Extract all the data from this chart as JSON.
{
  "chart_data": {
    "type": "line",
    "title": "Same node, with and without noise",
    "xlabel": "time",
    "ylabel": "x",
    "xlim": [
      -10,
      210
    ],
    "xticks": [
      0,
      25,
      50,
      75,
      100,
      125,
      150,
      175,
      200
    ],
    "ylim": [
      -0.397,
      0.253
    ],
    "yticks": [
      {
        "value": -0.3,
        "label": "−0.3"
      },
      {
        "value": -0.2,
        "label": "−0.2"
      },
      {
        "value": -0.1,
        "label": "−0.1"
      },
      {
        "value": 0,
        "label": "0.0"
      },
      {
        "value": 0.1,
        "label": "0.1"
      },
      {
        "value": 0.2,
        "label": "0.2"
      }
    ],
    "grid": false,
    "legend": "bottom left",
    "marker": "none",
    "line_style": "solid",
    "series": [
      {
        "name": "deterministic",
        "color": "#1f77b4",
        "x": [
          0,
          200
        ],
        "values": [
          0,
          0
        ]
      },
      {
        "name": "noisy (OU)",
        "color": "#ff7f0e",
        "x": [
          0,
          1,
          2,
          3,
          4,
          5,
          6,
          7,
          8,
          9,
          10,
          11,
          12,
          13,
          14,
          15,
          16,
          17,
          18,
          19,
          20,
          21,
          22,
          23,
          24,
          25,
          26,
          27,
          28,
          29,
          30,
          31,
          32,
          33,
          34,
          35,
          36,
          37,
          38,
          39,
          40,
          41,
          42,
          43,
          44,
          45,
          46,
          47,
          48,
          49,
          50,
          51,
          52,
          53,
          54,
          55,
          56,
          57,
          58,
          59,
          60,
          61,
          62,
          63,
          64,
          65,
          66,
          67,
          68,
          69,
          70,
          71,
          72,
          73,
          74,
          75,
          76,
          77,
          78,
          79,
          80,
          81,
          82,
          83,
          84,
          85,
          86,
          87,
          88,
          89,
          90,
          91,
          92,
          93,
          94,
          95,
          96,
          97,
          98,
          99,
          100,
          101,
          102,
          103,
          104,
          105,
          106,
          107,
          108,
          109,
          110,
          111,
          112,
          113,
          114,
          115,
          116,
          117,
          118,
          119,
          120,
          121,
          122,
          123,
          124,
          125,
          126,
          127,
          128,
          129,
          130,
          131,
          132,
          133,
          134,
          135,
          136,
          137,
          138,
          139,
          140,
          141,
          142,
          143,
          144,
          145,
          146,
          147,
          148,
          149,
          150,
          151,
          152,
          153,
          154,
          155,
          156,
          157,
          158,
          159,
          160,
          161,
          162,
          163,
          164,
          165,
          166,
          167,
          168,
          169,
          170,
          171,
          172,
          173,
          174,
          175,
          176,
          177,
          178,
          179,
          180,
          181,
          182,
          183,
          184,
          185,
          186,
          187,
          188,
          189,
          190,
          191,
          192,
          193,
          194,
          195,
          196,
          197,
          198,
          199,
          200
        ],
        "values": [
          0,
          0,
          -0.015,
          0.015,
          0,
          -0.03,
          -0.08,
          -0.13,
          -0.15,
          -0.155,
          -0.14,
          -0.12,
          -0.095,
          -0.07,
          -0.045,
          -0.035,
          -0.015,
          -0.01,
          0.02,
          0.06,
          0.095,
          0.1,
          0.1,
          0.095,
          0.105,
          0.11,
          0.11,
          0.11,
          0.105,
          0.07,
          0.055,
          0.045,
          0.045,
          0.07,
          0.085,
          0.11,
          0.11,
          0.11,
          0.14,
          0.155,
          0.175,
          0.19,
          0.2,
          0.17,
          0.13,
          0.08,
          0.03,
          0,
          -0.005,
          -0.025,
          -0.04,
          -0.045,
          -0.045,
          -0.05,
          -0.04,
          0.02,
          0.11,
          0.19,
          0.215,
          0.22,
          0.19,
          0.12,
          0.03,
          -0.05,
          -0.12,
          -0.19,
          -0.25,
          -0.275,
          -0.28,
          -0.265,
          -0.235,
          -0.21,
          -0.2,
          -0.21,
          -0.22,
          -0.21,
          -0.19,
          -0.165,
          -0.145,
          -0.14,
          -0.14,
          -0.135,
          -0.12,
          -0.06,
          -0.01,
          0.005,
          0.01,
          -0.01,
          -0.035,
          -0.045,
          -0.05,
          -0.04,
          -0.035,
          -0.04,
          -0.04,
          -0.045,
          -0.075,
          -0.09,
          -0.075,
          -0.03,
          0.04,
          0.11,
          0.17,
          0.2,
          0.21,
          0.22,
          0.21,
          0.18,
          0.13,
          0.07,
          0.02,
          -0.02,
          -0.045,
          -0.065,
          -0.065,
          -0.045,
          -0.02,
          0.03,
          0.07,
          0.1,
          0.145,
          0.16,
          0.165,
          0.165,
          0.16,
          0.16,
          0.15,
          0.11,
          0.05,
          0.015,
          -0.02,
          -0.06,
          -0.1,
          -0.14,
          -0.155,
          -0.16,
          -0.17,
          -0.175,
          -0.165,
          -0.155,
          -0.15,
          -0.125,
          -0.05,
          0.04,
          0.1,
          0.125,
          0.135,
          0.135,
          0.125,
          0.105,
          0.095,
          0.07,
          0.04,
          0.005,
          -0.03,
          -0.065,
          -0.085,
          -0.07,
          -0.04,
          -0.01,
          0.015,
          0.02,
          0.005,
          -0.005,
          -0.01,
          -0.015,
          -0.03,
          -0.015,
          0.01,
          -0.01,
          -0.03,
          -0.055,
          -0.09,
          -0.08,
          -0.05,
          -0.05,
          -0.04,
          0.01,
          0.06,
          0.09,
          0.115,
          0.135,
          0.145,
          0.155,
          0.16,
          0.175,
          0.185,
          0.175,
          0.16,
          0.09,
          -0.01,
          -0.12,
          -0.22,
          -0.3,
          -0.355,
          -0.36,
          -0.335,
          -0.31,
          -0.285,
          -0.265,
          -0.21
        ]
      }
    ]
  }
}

◆ ◆ ◆ ◆ ◆ ◆ ◆

◆ **What is expected**
Repeat all the entries exactly as given.

◆ **Solution to the exercise**
Extract all the data from this chart as JSON.
{
  "chart_data": {
    "type": "line",
    "title": "Same node, with and without noise",
    "xlabel": "time",
    "ylabel": "x",
    "xlim": [
      -10,
      210
    ],
    "xticks": [
      0,
      25,
      50,
      75,
      100,
      125,
      150,
      175,
      200
    ],
    "ylim": [
      -0.397,
      0.253
    ],
    "yticks": [
      {
        "value": -0.3,
        "label": "−0.3"
      },
      {
        "value": -0.2,
        "label": "−0.2"
      },
      {
        "value": -0.1,
        "label": "−0.1"
      },
      {
        "value": 0,
        "label": "0.0"
      },
      {
        "value": 0.1,
        "label": "0.1"
      },
      {
        "value": 0.2,
        "label": "0.2"
      }
    ],
    "grid": false,
    "legend": "bottom left",
    "marker": "none",
    "line_style": "solid",
    "series": [
      {
        "name": "deterministic",
        "color": "#1f77b4",
        "x": [
          0,
          200
        ],
        "values": [
          0,
          0
        ]
      },
      {
        "name": "noisy (OU)",
        "color": "#ff7f0e",
        "x": [
          0,
          1,
          2,
          3,
          4,
          5,
          6,
          7,
          8,
          9,
          10,
          11,
          12,
          13,
          14,
          15,
          16,
          17,
          18,
          19,
          20,
          21,
          22,
          23,
          24,
          25,
          26,
          27,
          28,
          29,
          30,
          31,
          32,
          33,
          34,
          35,
          36,
          37,
          38,
          39,
          40,
          41,
          42,
          43,
          44,
          45,
          46,
          47,
          48,
          49,
          50,
          51,
          52,
          53,
          54,
          55,
          56,
          57,
          58,
          59,
          60,
          61,
          62,
          63,
          64,
          65,
          66,
          67,
          68,
          69,
          70,
          71,
          72,
          73,
          74,
          75,
          76,
          77,
          78,
          79,
          80,
          81,
          82,
          83,
          84,
          85,
          86,
          87,
          88,
          89,
          90,
          91,
          92,
          93,
          94,
          95,
          96,
          97,
          98,
          99,
          100,
          101,
          102,
          103,
          104,
          105,
          106,
          107,
          108,
          109,
          110,
          111,
          112,
          113,
          114,
          115,
          116,
          117,
          118,
          119,
          120,
          121,
          122,
          123,
          124,
          125,
          126,
          127,
          128,
          129,
          130,
          131,
          132,
          133,
          134,
          135,
          136,
          137,
          138,
          139,
          140,
          141,
          142,
          143,
          144,
          145,
          146,
          147,
          148,
          149,
          150,
          151,
          152,
          153,
          154,
          155,
          156,
          157,
          158,
          159,
          160,
          161,
          162,
          163,
          164,
          165,
          166,
          167,
          168,
          169,
          170,
          171,
          172,
          173,
          174,
          175,
          176,
          177,
          178,
          179,
          180,
          181,
          182,
          183,
          184,
          185,
          186,
          187,
          188,
          189,
          190,
          191,
          192,
          193,
          194,
          195,
          196,
          197,
          198,
          199,
          200
        ],
        "values": [
          0,
          0,
          -0.015,
          0.015,
          0,
          -0.03,
          -0.08,
          -0.13,
          -0.15,
          -0.155,
          -0.14,
          -0.12,
          -0.095,
          -0.07,
          -0.045,
          -0.035,
          -0.015,
          -0.01,
          0.02,
          0.06,
          0.095,
          0.1,
          0.1,
          0.095,
          0.105,
          0.11,
          0.11,
          0.11,
          0.105,
          0.07,
          0.055,
          0.045,
          0.045,
          0.07,
          0.085,
          0.11,
          0.11,
          0.11,
          0.14,
          0.155,
          0.175,
          0.19,
          0.2,
          0.17,
          0.13,
          0.08,
          0.03,
          0,
          -0.005,
          -0.025,
          -0.04,
          -0.045,
          -0.045,
          -0.05,
          -0.04,
          0.02,
          0.11,
          0.19,
          0.215,
          0.22,
          0.19,
          0.12,
          0.03,
          -0.05,
          -0.12,
          -0.19,
          -0.25,
          -0.275,
          -0.28,
          -0.265,
          -0.235,
          -0.21,
          -0.2,
          -0.21,
          -0.22,
          -0.21,
          -0.19,
          -0.165,
          -0.145,
          -0.14,
          -0.14,
          -0.135,
          -0.12,
          -0.06,
          -0.01,
          0.005,
          0.01,
          -0.01,
          -0.035,
          -0.045,
          -0.05,
          -0.04,
          -0.035,
          -0.04,
          -0.04,
          -0.045,
          -0.075,
          -0.09,
          -0.075,
          -0.03,
          0.04,
          0.11,
          0.17,
          0.2,
          0.21,
          0.22,
          0.21,
          0.18,
          0.13,
          0.07,
          0.02,
          -0.02,
          -0.045,
          -0.065,
          -0.065,
          -0.045,
          -0.02,
          0.03,
          0.07,
          0.1,
          0.145,
          0.16,
          0.165,
          0.165,
          0.16,
          0.16,
          0.15,
          0.11,
          0.05,
          0.015,
          -0.02,
          -0.06,
          -0.1,
          -0.14,
          -0.155,
          -0.16,
          -0.17,
          -0.175,
          -0.165,
          -0.155,
          -0.15,
          -0.125,
          -0.05,
          0.04,
          0.1,
          0.125,
          0.135,
          0.135,
          0.125,
          0.105,
          0.095,
          0.07,
          0.04,
          0.005,
          -0.03,
          -0.065,
          -0.085,
          -0.07,
          -0.04,
          -0.01,
          0.015,
          0.02,
          0.005,
          -0.005,
          -0.01,
          -0.015,
          -0.03,
          -0.015,
          0.01,
          -0.01,
          -0.03,
          -0.055,
          -0.09,
          -0.08,
          -0.05,
          -0.05,
          -0.04,
          0.01,
          0.06,
          0.09,
          0.115,
          0.135,
          0.145,
          0.155,
          0.16,
          0.175,
          0.185,
          0.175,
          0.16,
          0.09,
          -0.01,
          -0.12,
          -0.22,
          -0.3,
          -0.355,
          -0.36,
          -0.335,
          -0.31,
          -0.285,
          -0.265,
          -0.21
        ]
      }
    ]
  }
}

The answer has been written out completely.